* _RECORD LIST_
>>

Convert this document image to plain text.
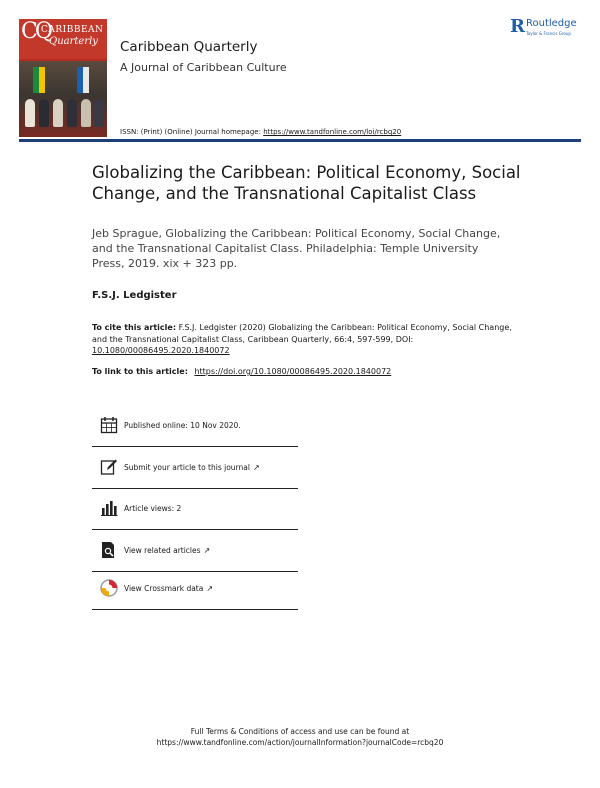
CQ
CARIBBEAN
Quarterly Caribbean Quarterly
A Journal of Caribbean Culture
ISSN: (Print) (Online) Journal homepage: https://www.tandfonline.com/loi/rcbq20
R Routledge
Taylor & Francis Group
Globalizing the Caribbean: Political Economy, Social Change, and the Transnational Capitalist Class
Jeb Sprague, Globalizing the Caribbean: Political Economy, Social Change, and the Transnational Capitalist Class. Philadelphia: Temple University Press, 2019. xix + 323 pp.
F.S.J. Ledgister
To cite this article: F.S.J. Ledgister (2020) Globalizing the Caribbean: Political Economy, Social Change, and the Transnational Capitalist Class, Caribbean Quarterly, 66:4, 597-599, DOI: 10.1080/00086495.2020.1840072
To link to this article: https://doi.org/10.1080/00086495.2020.1840072
Published online: 10 Nov 2020.
Submit your article to this journal ↗
Article views: 2
View related articles ↗
View Crossmark data ↗
Full Terms & Conditions of access and use can be found at
https://www.tandfonline.com/action/journalInformation?journalCode=rcbq20
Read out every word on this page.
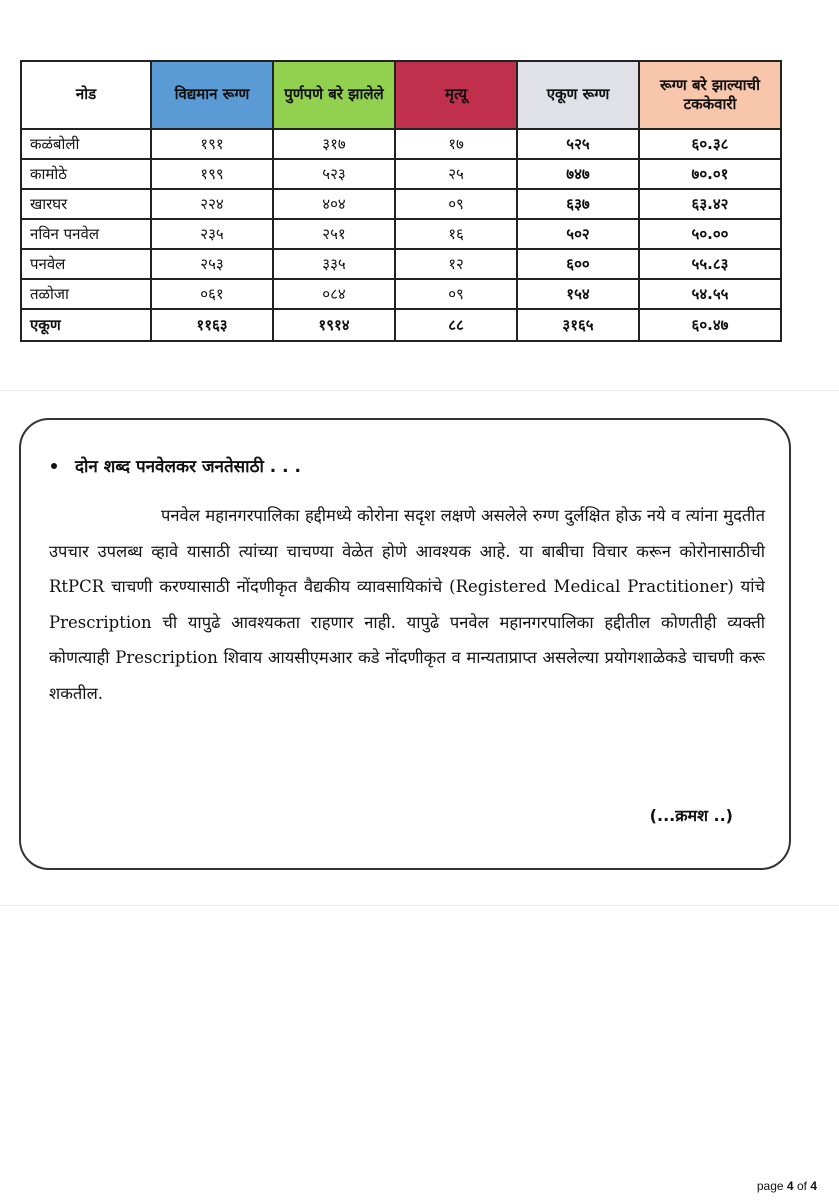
नोड	विद्यमान रूग्ण	पुर्णपणे बरे झालेले	मृत्यू	एकूण रूग्ण	रूग्ण बरे झाल्याची टककेवारी
कळंबोली	१९१	३१७	१७	५२५	६०.३८
कामोठे	१९९	५२३	२५	७४७	७०.०१
खारघर	२२४	४०४	०९	६३७	६३.४२
नविन पनवेल	२३५	२५१	१६	५०२	५०.००
पनवेल	२५३	३३५	१२	६००	५५.८३
तळोजा	०६१	०८४	०९	१५४	५४.५५
एकूण	११६३	१९१४	८८	३१६५	६०.४७
दोन शब्द पनवेलकर जनतेसाठी . . .

पनवेल महानगरपालिका हद्दीमध्ये कोरोना सदृश लक्षणे असलेले रुग्ण दुर्लक्षित होऊ नये व त्यांना मुदतीत उपचार उपलब्ध व्हावे यासाठी त्यांच्या चाचण्या वेळेत होणे आवश्यक आहे. या बाबीचा विचार करून कोरोनासाठीची RtPCR चाचणी करण्यासाठी नोंदणीकृत वैद्यकीय व्यावसायिकांचे (Registered Medical Practitioner) यांचे Prescription ची यापुढे आवश्यकता राहणार नाही. यापुढे पनवेल महानगरपालिका हद्दीतील कोणतीही व्यक्ती कोणत्याही Prescription शिवाय आयसीएमआर कडे नोंदणीकृत व मान्यताप्राप्त असलेल्या प्रयोगशाळेकडे चाचणी करू शकतील.

(...क्रमश ..)
page 4 of 4
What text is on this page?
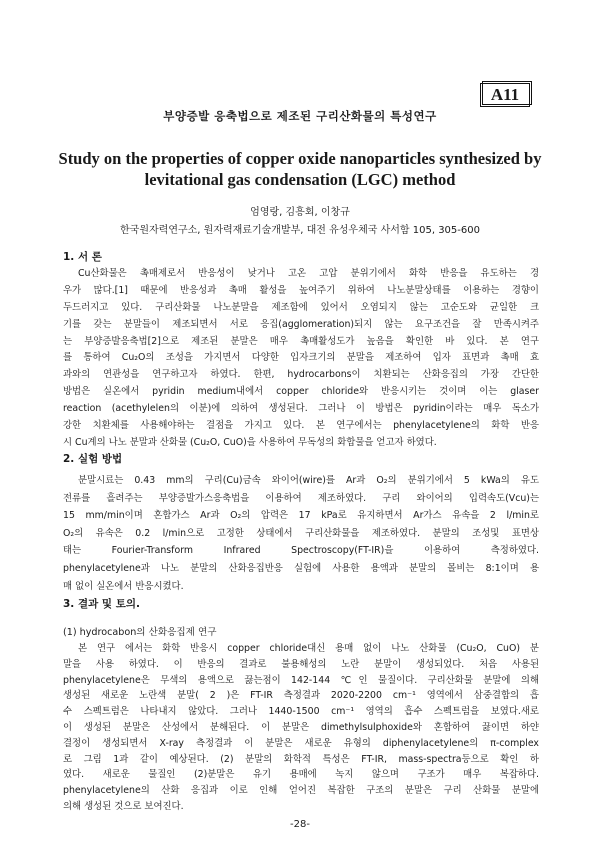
A11
부양증발 응축법으로 제조된 구리산화물의 특성연구
Study on the properties of copper oxide nanoparticles synthesized by
levitational gas condensation (LGC) method
엄영랑, 김흥회, 이창규
한국원자력연구소, 원자력재료기술개발부, 대전 유성우체국 사서함 105, 305-600
1. 서 론
Cu산화물은 촉매제로서 반응성이 낮거나 고온 고압 분위기에서 화학 반응을 유도하는 경
우가 많다.[1] 때문에 반응성과 촉매 활성을 높여주기 위하여 나노분말상태를 이용하는 경향이
두드러지고 있다. 구리산화물 나노분말을 제조함에 있어서 오염되지 않는 고순도와 균일한 크
기를 갖는 분말들이 제조되면서 서로 응집(agglomeration)되지 않는 요구조건을 잘 만족시켜주
는 부양증발응축법[2]으로 제조된 분말은 매우 촉매활성도가 높음을 확인한 바 있다. 본 연구
를 통하여 Cu₂O의 조성을 가지면서 다양한 입자크기의 분말을 제조하여 입자 표면과 촉매 효
과와의 연관성을 연구하고자 하였다. 한편, hydrocarbons이 치환되는 산화응집의 가장 간단한
방법은 실온에서 pyridin medium내에서 copper chloride와 반응시키는 것이며 이는 glaser
reaction (acethylelen의 이분)에 의하여 생성된다. 그러나 이 방법은 pyridin이라는 매우 독소가
강한 치환체를 사용해야하는 결점을 가지고 있다. 본 연구에서는 phenylacetylene의 화학 반응
시 Cu계의 나노 분말과 산화물 (Cu₂O, CuO)을 사용하여 무독성의 화합물을 얻고자 하였다.
2. 실험 방법
분말시료는 0.43 mm의 구리(Cu)금속 와이어(wire)를 Ar과 O₂의 분위기에서 5 kWa의 유도
전류를 흘려주는 부양증발가스응축법을 이용하여 제조하였다. 구리 와이어의 입력속도(Vcu)는
15 mm/min이며 혼합가스 Ar과 O₂의 압력은 17 kPa로 유지하면서 Ar가스 유속을 2 l/min로
O₂의 유속은 0.2 l/min으로 고정한 상태에서 구리산화물을 제조하였다. 분말의 조성및 표면상
태는 Fourier-Transform Infrared Spectroscopy(FT-IR)을 이용하여 측정하였다.
phenylacetylene과 나노 분말의 산화응집반응 실험에 사용한 용액과 분말의 몰비는 8:1이며 용
매 없이 실온에서 반응시켰다.
3. 결과 및 토의.
(1) hydrocabon의 산화응집제 연구
본 연구 에서는 화학 반응시 copper chloride대신 용매 없이 나노 산화물 (Cu₂O, CuO) 분
말을 사용 하였다. 이 반응의 결과로 불용해성의 노란 분말이 생성되었다. 처음 사용된
phenylacetylene은 무색의 용액으로 끓는점이 142-144 ℃인 물질이다. 구리산화물 분말에 의해
생성된 새로운 노란색 분말( 2 )은 FT-IR 측정결과 2020-2200 cm⁻¹ 영역에서 삼중결합의 흡
수 스펙트럼은 나타내지 않았다. 그러나 1440-1500 cm⁻¹ 영역의 흡수 스펙트럼을 보였다.새로
이 생성된 분말은 산성에서 분해된다. 이 분말은 dimethylsulphoxide와 혼합하여 끓이면 하얀
결정이 생성되면서 X-ray 측정결과 이 분말은 새로운 유형의 diphenylacetylene의 π-complex
로 그림 1과 같이 예상된다. (2) 분말의 화학적 특성은 FT-IR, mass-spectra등으로 확인 하
였다. 새로운 물질인 (2)분말은 유기 용매에 녹지 않으며 구조가 매우 복잡하다.
phenylacetylene의 산화 응집과 이로 인해 얻어진 복잡한 구조의 분말은 구리 산화물 분말에
의해 생성된 것으로 보여진다.
-28-
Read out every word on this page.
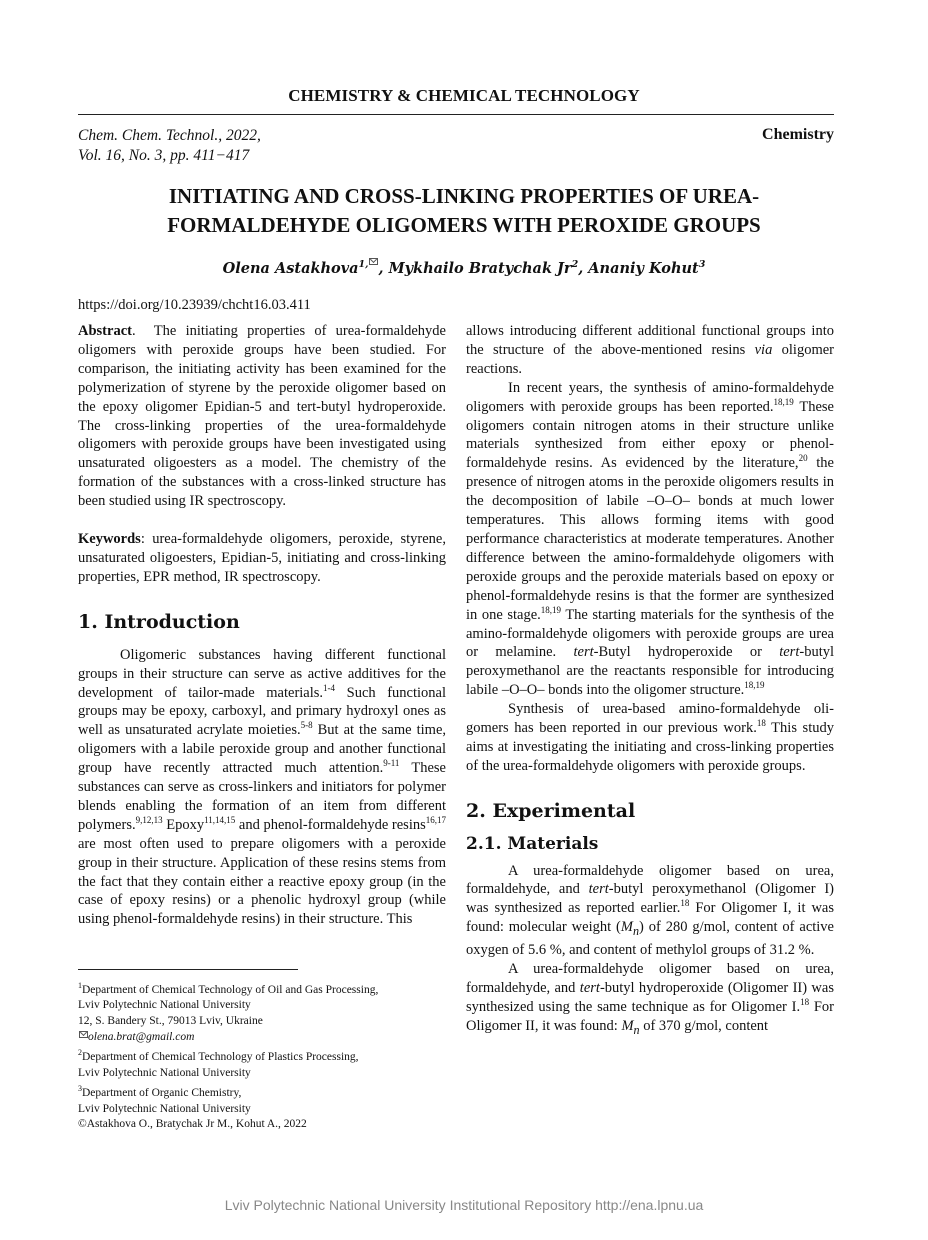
CHEMISTRY & CHEMICAL TECHNOLOGY
Chem. Chem. Technol., 2022,
Vol. 16, No. 3, pp. 411−417
Chemistry
INITIATING AND CROSS-LINKING PROPERTIES OF UREA-
FORMALDEHYDE OLIGOMERS WITH PEROXIDE GROUPS
Olena Astakhova$^{1,}$ , Mykhailo Bratychak Jr$^2$, Ananiy Kohut$^3$
https://doi.org/10.23939/chcht16.03.411

Abstract.  The initiating properties of urea-formaldehyde oligomers with peroxide groups have been studied. For comparison, the initiating activity has been examined for the polymerization of styrene by the peroxide oligomer based on the epoxy oligomer Epidian-5 and tert-butyl hydroperoxide. The cross-linking properties of the urea-formaldehyde oligomers with peroxide groups have been investigated using unsaturated oligoesters as a model. The chemistry of the formation of the substances with a cross-linked structure has been studied using IR spectroscopy.

Keywords: urea-formaldehyde oligomers, peroxide, styrene, unsaturated oligoesters, Epidian-5, initiating and cross-linking properties, EPR method, IR spectroscopy.

1. Introduction

Oligomeric substances having different functional groups in their structure can serve as active additives for the development of tailor-made materials.$^{1-4}$ Such functional groups may be epoxy, carboxyl, and primary hydroxyl ones as well as unsaturated acrylate moieties.$^{5-8}$ But at the same time, oligomers with a labile peroxide group and another functional group have recently attracted much attention.$^{9-11}$ These substances can serve as cross-linkers and initiators for polymer blends enabling the formation of an item from different polymers.$^{9,12,13}$ Epoxy$^{11,14,15}$ and phenol-formaldehyde resins$^{16,17}$ are most often used to prepare oligomers with a peroxide group in their structure. Application of these resins stems from the fact that they contain either a reactive epoxy group (in the case of epoxy resins) or a phenolic hydroxyl group (while using phenol-formaldehyde resins) in their structure. This

allows introducing different additional functional groups into the structure of the above-mentioned resins via oligomer reactions.

In recent years, the synthesis of amino-formaldehyde oligomers with peroxide groups has been reported.$^{18,19}$ These oligomers contain nitrogen atoms in their structure unlike materials synthesized from either epoxy or phenol-formaldehyde resins. As evidenced by the literature,$^{20}$ the presence of nitrogen atoms in the peroxide oligomers results in the decomposition of labile –O–O– bonds at much lower temperatures. This allows forming items with good performance characteristics at moderate temperatures. Another difference between the amino-formaldehyde oligomers with peroxide groups and the peroxide materials based on epoxy or phenol-formaldehyde resins is that the former are synthesized in one stage.$^{18,19}$ The starting materials for the synthesis of the amino-formaldehyde oligomers with peroxide groups are urea or melamine. tert-Butyl hydroperoxide or tert-butyl peroxymethanol are the reactants responsible for introducing labile –O–O– bonds into the oligomer structure.$^{18,19}$

Synthesis of urea-based amino-formaldehyde oli-gomers has been reported in our previous work.$^{18}$ This study aims at investigating the initiating and cross-linking properties of the urea-formaldehyde oligomers with peroxide groups.

2. Experimental

2.1. Materials

A urea-formaldehyde oligomer based on urea, formaldehyde, and tert-butyl peroxymethanol (Oligomer I) was synthesized as reported earlier.$^{18}$ For Oligomer I, it was found: molecular weight $(M_n)$ of 280 g/mol, content of active oxygen of 5.6 %, and content of methylol groups of 31.2 %.

A urea-formaldehyde oligomer based on urea, formaldehyde, and tert-butyl hydroperoxide (Oligomer II) was synthesized using the same technique as for Oligomer I.$^{18}$ For Oligomer II, it was found: $M_n$ of 370 g/mol, content

$^1$Department of Chemical Technology of Oil and Gas Processing,
Lviv Polytechnic National University
12, S. Bandery St., 79013 Lviv, Ukraine
olena.brat@gmail.com
$^2$Department of Chemical Technology of Plastics Processing,
Lviv Polytechnic National University
$^3$Department of Organic Chemistry,
Lviv Polytechnic National University
©Astakhova O., Bratychak Jr M., Kohut A., 2022
Lviv Polytechnic National University Institutional Repository http://ena.lpnu.ua
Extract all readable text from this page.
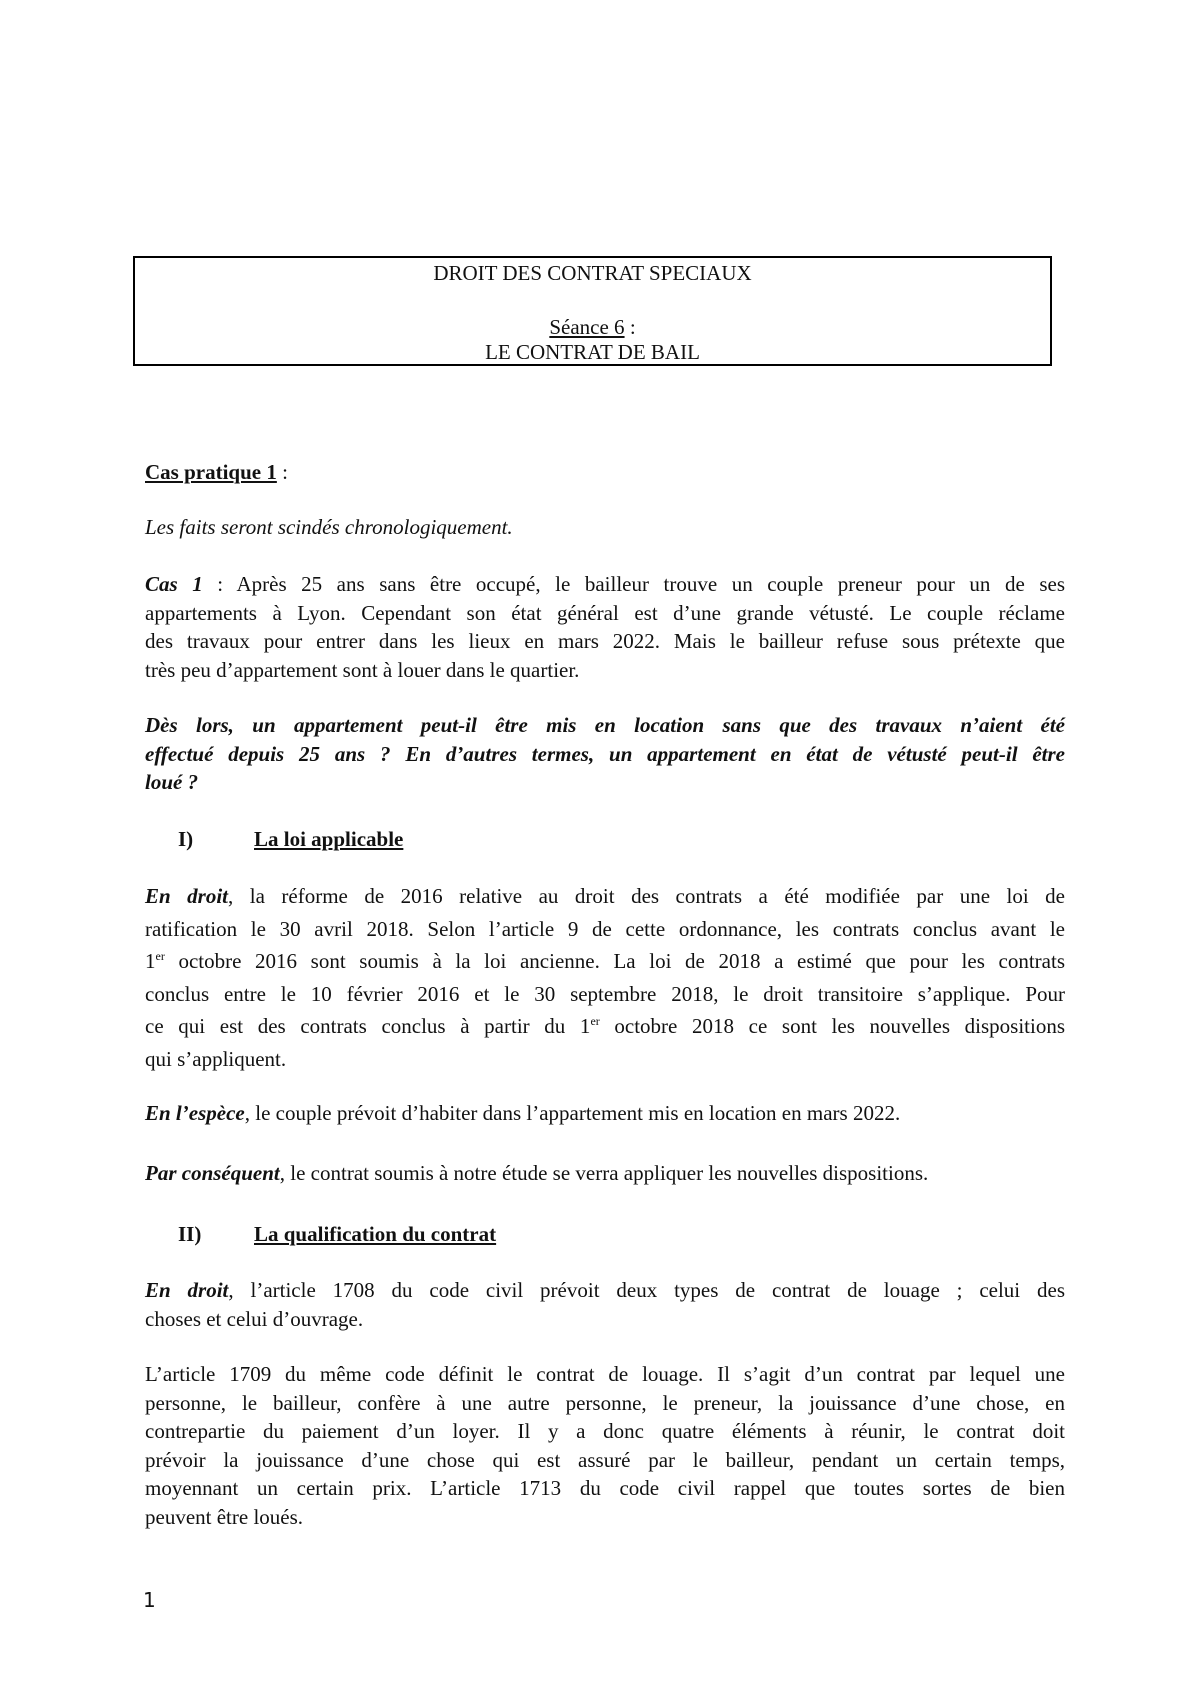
DROIT DES CONTRAT SPECIAUX
Séance 6 :
LE CONTRAT DE BAIL
Cas pratique 1 :
Les faits seront scindés chronologiquement.

Cas 1 : Après 25 ans sans être occupé, le bailleur trouve un couple preneur pour un de ses

appartements à Lyon. Cependant son état général est d’une grande vétusté. Le couple réclame

des travaux pour entrer dans les lieux en mars 2022. Mais le bailleur refuse sous prétexte que

très peu d’appartement sont à louer dans le quartier.

Dès lors, un appartement peut-il être mis en location sans que des travaux n’aient été

effectué depuis 25 ans ? En d’autres termes, un appartement en état de vétusté peut-il être

loué ?

I)	La loi applicable

En droit, la réforme de 2016 relative au droit des contrats a été modifiée par une loi de

ratification le 30 avril 2018. Selon l’article 9 de cette ordonnance, les contrats conclus avant le

1er octobre 2016 sont soumis à la loi ancienne. La loi de 2018 a estimé que pour les contrats

conclus entre le 10 février 2016 et le 30 septembre 2018, le droit transitoire s’applique. Pour

ce qui est des contrats conclus à partir du 1er octobre 2018 ce sont les nouvelles dispositions

qui s’appliquent.

En l’espèce, le couple prévoit d’habiter dans l’appartement mis en location en mars 2022.
Par conséquent, le contrat soumis à notre étude se verra appliquer les nouvelles dispositions.
II)	La qualification du contrat

En droit, l’article 1708 du code civil prévoit deux types de contrat de louage ; celui des

choses et celui d’ouvrage.

L’article 1709 du même code définit le contrat de louage. Il s’agit d’un contrat par lequel une

personne, le bailleur, confère à une autre personne, le preneur, la jouissance d’une chose, en

contrepartie du paiement d’un loyer. Il y a donc quatre éléments à réunir, le contrat doit

prévoir la jouissance d’une chose qui est assuré par le bailleur, pendant un certain temps,

moyennant un certain prix. L’article 1713 du code civil rappel que toutes sortes de bien

peuvent être loués.

1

<<

Find the word "Bratychak" and list each line it appears in.

Olena Astakhova$^{1,}$ , Mykhailo Bratychak Jr$^2$, Ananiy Kohut$^3$
©Astakhova O., Bratychak Jr M., Kohut A., 2022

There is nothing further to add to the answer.